_Direction_
Where a line of the material contains the string "much", copy that line.

Records
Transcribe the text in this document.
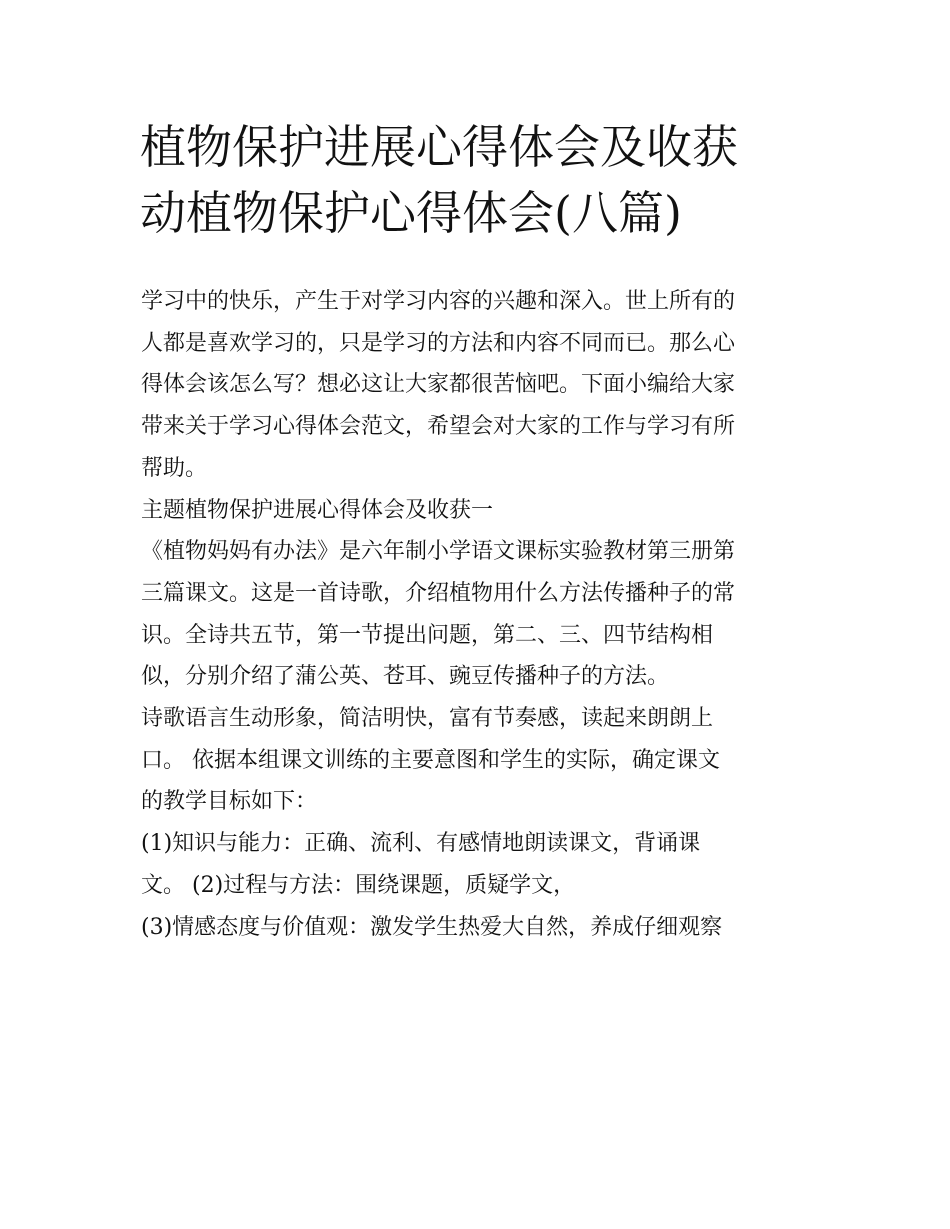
植物保护进展心得体会及收获
动植物保护心得体会(八篇)
学习中的快乐，产生于对学习内容的兴趣和深入。世上所有的
人都是喜欢学习的，只是学习的方法和内容不同而已。那么心
得体会该怎么写？想必这让大家都很苦恼吧。下面小编给大家
带来关于学习心得体会范文，希望会对大家的工作与学习有所
帮助。
主题植物保护进展心得体会及收获一
《植物妈妈有办法》是六年制小学语文课标实验教材第三册第
三篇课文。这是一首诗歌，介绍植物用什么方法传播种子的常
识。全诗共五节，第一节提出问题，第二、三、四节结构相
似，分别介绍了蒲公英、苍耳、豌豆传播种子的方法。
诗歌语言生动形象，简洁明快，富有节奏感，读起来朗朗上
口。 依据本组课文训练的主要意图和学生的实际，确定课文
的教学目标如下：
(1)知识与能力：正确、流利、有感情地朗读课文，背诵课
文。 (2)过程与方法：围绕课题，质疑学文，
(3)情感态度与价值观：激发学生热爱大自然，养成仔细观察
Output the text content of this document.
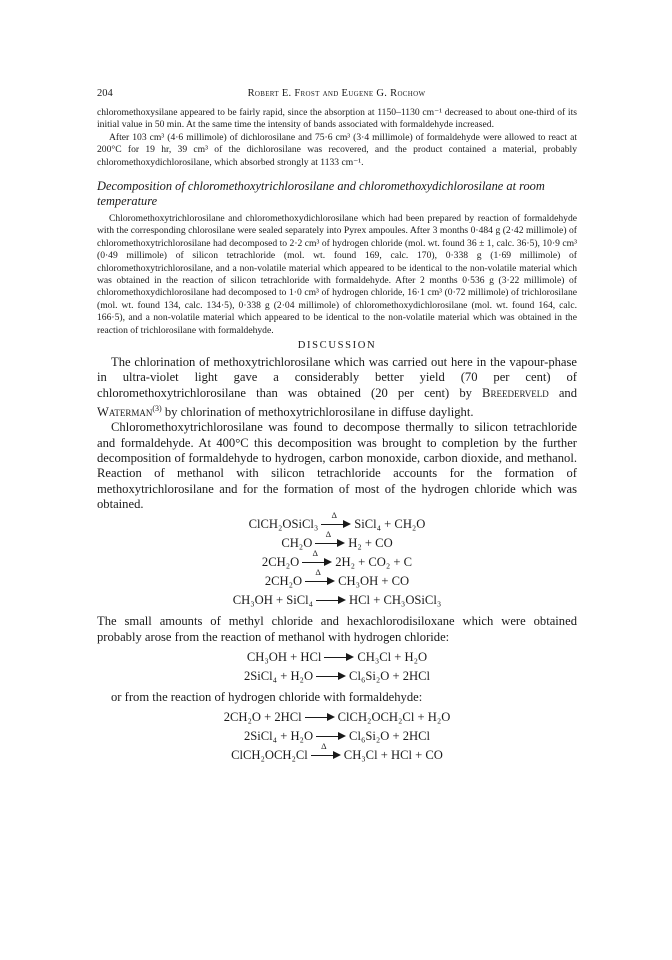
204	Robert E. Frost and Eugene G. Rochow

chloromethoxysilane appeared to be fairly rapid, since the absorption at 1150–1130 cm⁻¹ decreased to about one-third of its initial value in 50 min. At the same time the intensity of bands associated with formaldehyde increased.

After 103 cm³ (4·6 millimole) of dichlorosilane and 75·6 cm³ (3·4 millimole) of formaldehyde were allowed to react at 200°C for 19 hr, 39 cm³ of the dichlorosilane was recovered, and the product contained a material, probably chloromethoxydichlorosilane, which absorbed strongly at 1133 cm⁻¹.

Decomposition of chloromethoxytrichlorosilane and chloromethoxydichlorosilane at room temperature

Chloromethoxytrichlorosilane and chloromethoxydichlorosilane which had been prepared by reaction of formaldehyde with the corresponding chlorosilane were sealed separately into Pyrex ampoules. After 3 months 0·484 g (2·42 millimole) of chloromethoxytrichlorosilane had decomposed to 2·2 cm³ of hydrogen chloride (mol. wt. found 36 ± 1, calc. 36·5), 10·9 cm³ (0·49 millimole) of silicon tetrachloride (mol. wt. found 169, calc. 170), 0·338 g (1·69 millimole) of chloromethoxytrichlorosilane, and a non-volatile material which appeared to be identical to the non-volatile material which was obtained in the reaction of silicon tetrachloride with formaldehyde. After 2 months 0·536 g (3·22 millimole) of chloromethoxydichlorosilane had decomposed to 1·0 cm³ of hydrogen chloride, 16·1 cm³ (0·72 millimole) of trichlorosilane (mol. wt. found 134, calc. 134·5), 0·338 g (2·04 millimole) of chloromethoxydichlorosilane (mol. wt. found 164, calc. 166·5), and a non-volatile material which appeared to be identical to the non-volatile material which was obtained in the reaction of trichlorosilane with formaldehyde.

DISCUSSION

The chlorination of methoxytrichlorosilane which was carried out here in the vapour-phase in ultra-violet light gave a considerably better yield (70 per cent) of chloromethoxytrichlorosilane than was obtained (20 per cent) by Breederveld and Waterman$^{(3)}$ by chlorination of methoxytrichlorosilane in diffuse daylight.

Chloromethoxytrichlorosilane was found to decompose thermally to silicon tetrachloride and formaldehyde. At 400°C this decomposition was brought to completion by the further decomposition of formaldehyde to hydrogen, carbon monoxide, carbon dioxide, and methanol. Reaction of methanol with silicon tetrachloride accounts for the formation of methoxytrichlorosilane and for the formation of most of the hydrogen chloride which was obtained.

ClCH₂OSiCl₃
Δ
SiCl₄ + CH₂O
CH₂O
Δ
H₂ + CO
2CH₂O
Δ
2H₂ + CO₂ + C
2CH₂O
Δ
CH₃OH + CO
CH₃OH + SiCl₄	HCl + CH₃OSiCl₃

The small amounts of methyl chloride and hexachlorodisiloxane which were obtained probably arose from the reaction of methanol with hydrogen chloride:

CH₃OH + HCl	CH₃Cl + H₂O
2SiCl₄ + H₂O	Cl₆Si₂O + 2HCl

or from the reaction of hydrogen chloride with formaldehyde:

2CH₂O + 2HCl	ClCH₂OCH₂Cl + H₂O
2SiCl₄ + H₂O	Cl₆Si₂O + 2HCl
ClCH₂OCH₂Cl
Δ
CH₃Cl + HCl + CO
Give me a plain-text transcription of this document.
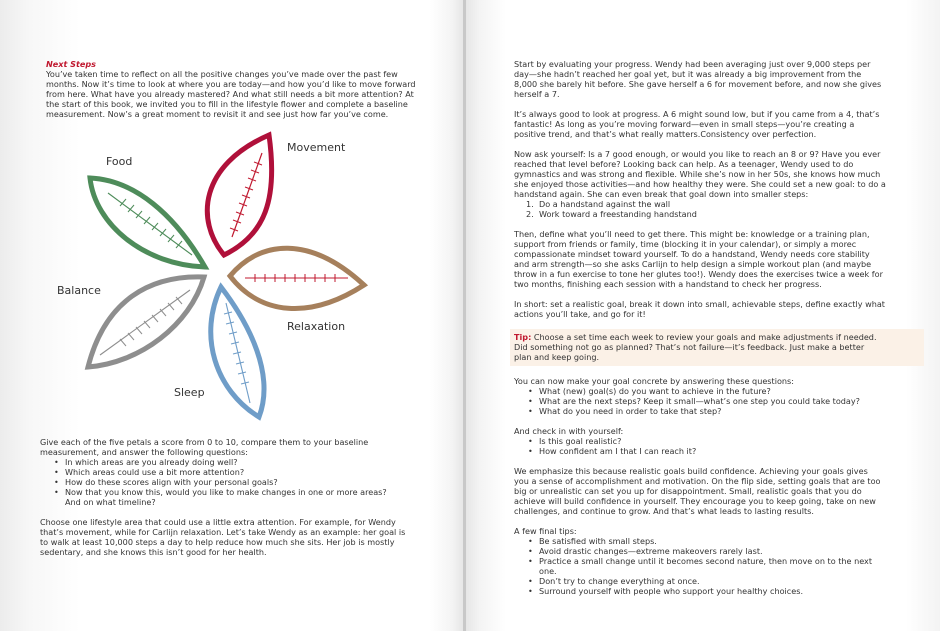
Next Steps

You’ve taken time to reflect on all the positive changes you’ve made over the past few

months. Now it’s time to look at where you are today—and how you’d like to move forward

from here. What have you already mastered? And what still needs a bit more attention? At

the start of this book, we invited you to fill in the lifestyle flower and complete a baseline

measurement. Now’s a great moment to revisit it and see just how far you’ve come.

Food
Movement
Balance
Relaxation
Sleep

Give each of the five petals a score from 0 to 10, compare them to your baseline

measurement, and answer the following questions:

• In which areas are you already doing well?
• Which areas could use a bit more attention?
• How do these scores align with your personal goals?
• Now that you know this, would you like to make changes in one or more areas?
And on what timeline?

Choose one lifestyle area that could use a little extra attention. For example, for Wendy

that’s movement, while for Carlijn relaxation. Let’s take Wendy as an example: her goal is

to walk at least 10,000 steps a day to help reduce how much she sits. Her job is mostly

sedentary, and she knows this isn’t good for her health.

Start by evaluating your progress. Wendy had been averaging just over 9,000 steps per

day—she hadn’t reached her goal yet, but it was already a big improvement from the

8,000 she barely hit before. She gave herself a 6 for movement before, and now she gives

herself a 7.

It’s always good to look at progress. A 6 might sound low, but if you came from a 4, that’s

fantastic! As long as you’re moving forward—even in small steps—you’re creating a

positive trend, and that’s what really matters.Consistency over perfection.

Now ask yourself: Is a 7 good enough, or would you like to reach an 8 or 9? Have you ever

reached that level before? Looking back can help. As a teenager, Wendy used to do

gymnastics and was strong and flexible. While she’s now in her 50s, she knows how much

she enjoyed those activities—and how healthy they were. She could set a new goal: to do a

handstand again. She can even break that goal down into smaller steps:

1. Do a handstand against the wall
2. Work toward a freestanding handstand

Then, define what you’ll need to get there. This might be: knowledge or a training plan,

support from friends or family, time (blocking it in your calendar), or simply a morec

compassionate mindset toward yourself. To do a handstand, Wendy needs core stability

and arm strength—so she asks Carlijn to help design a simple workout plan (and maybe

throw in a fun exercise to tone her glutes too!). Wendy does the exercises twice a week for

two months, finishing each session with a handstand to check her progress.

In short: set a realistic goal, break it down into small, achievable steps, define exactly what

actions you’ll take, and go for it!

Tip: Choose a set time each week to review your goals and make adjustments if needed.

Did something not go as planned? That’s not failure—it’s feedback. Just make a better

plan and keep going.

You can now make your goal concrete by answering these questions:

• What (new) goal(s) do you want to achieve in the future?
• What are the next steps? Keep it small—what’s one step you could take today?
• What do you need in order to take that step?

And check in with yourself:

• Is this goal realistic?
• How confident am I that I can reach it?

We emphasize this because realistic goals build confidence. Achieving your goals gives

you a sense of accomplishment and motivation. On the flip side, setting goals that are too

big or unrealistic can set you up for disappointment. Small, realistic goals that you do

achieve will build confidence in yourself. They encourage you to keep going, take on new

challenges, and continue to grow. And that’s what leads to lasting results.

A few final tips:

• Be satisfied with small steps.
• Avoid drastic changes—extreme makeovers rarely last.
• Practice a small change until it becomes second nature, then move on to the next
one.
• Don’t try to change everything at once.
• Surround yourself with people who support your healthy choices.
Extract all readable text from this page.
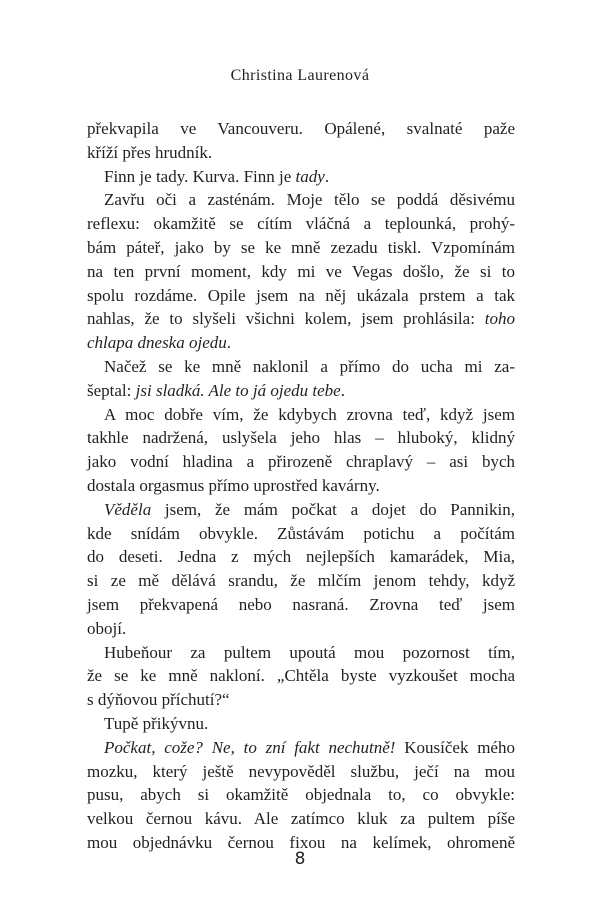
Christina Laurenová
překvapila ve Vancouveru. Opálené, svalnaté paže
kříží přes hrudník.
Finn je tady. Kurva. Finn je tady.
Zavřu oči a zasténám. Moje tělo se poddá děsivému
reflexu: okamžitě se cítím vláčná a teplounká, prohý-
bám páteř, jako by se ke mně zezadu tiskl. Vzpomínám
na ten první moment, kdy mi ve Vegas došlo, že si to
spolu rozdáme. Opile jsem na něj ukázala prstem a tak
nahlas, že to slyšeli všichni kolem, jsem prohlásila: toho
chlapa dneska ojedu.
Načež se ke mně naklonil a přímo do ucha mi za-
šeptal: jsi sladká. Ale to já ojedu tebe.
A moc dobře vím, že kdybych zrovna teď, když jsem
takhle nadržená, uslyšela jeho hlas – hluboký, klidný
jako vodní hladina a přirozeně chraplavý – asi bych
dostala orgasmus přímo uprostřed kavárny.
Věděla jsem, že mám počkat a dojet do Pannikin,
kde snídám obvykle. Zůstávám potichu a počítám
do deseti. Jedna z mých nejlepších kamarádek, Mia,
si ze mě dělává srandu, že mlčím jenom tehdy, když
jsem překvapená nebo nasraná. Zrovna teď jsem
obojí.
Hubeňour za pultem upoutá mou pozornost tím,
že se ke mně nakloní. „Chtěla byste vyzkoušet mocha
s dýňovou příchutí?“
Tupě přikývnu.
Počkat, cože? Ne, to zní fakt nechutně! Kousíček mého
mozku, který ještě nevypověděl službu, ječí na mou
pusu, abych si okamžitě objednala to, co obvykle:
velkou černou kávu. Ale zatímco kluk za pultem píše
mou objednávku černou fixou na kelímek, ohromeně
8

_Reply to the exercise_
to walk at least 10,000 steps a day to help reduce how much she sits. Her job is mostly
gymnastics and was strong and flexible. While she’s now in her 50s, she knows how much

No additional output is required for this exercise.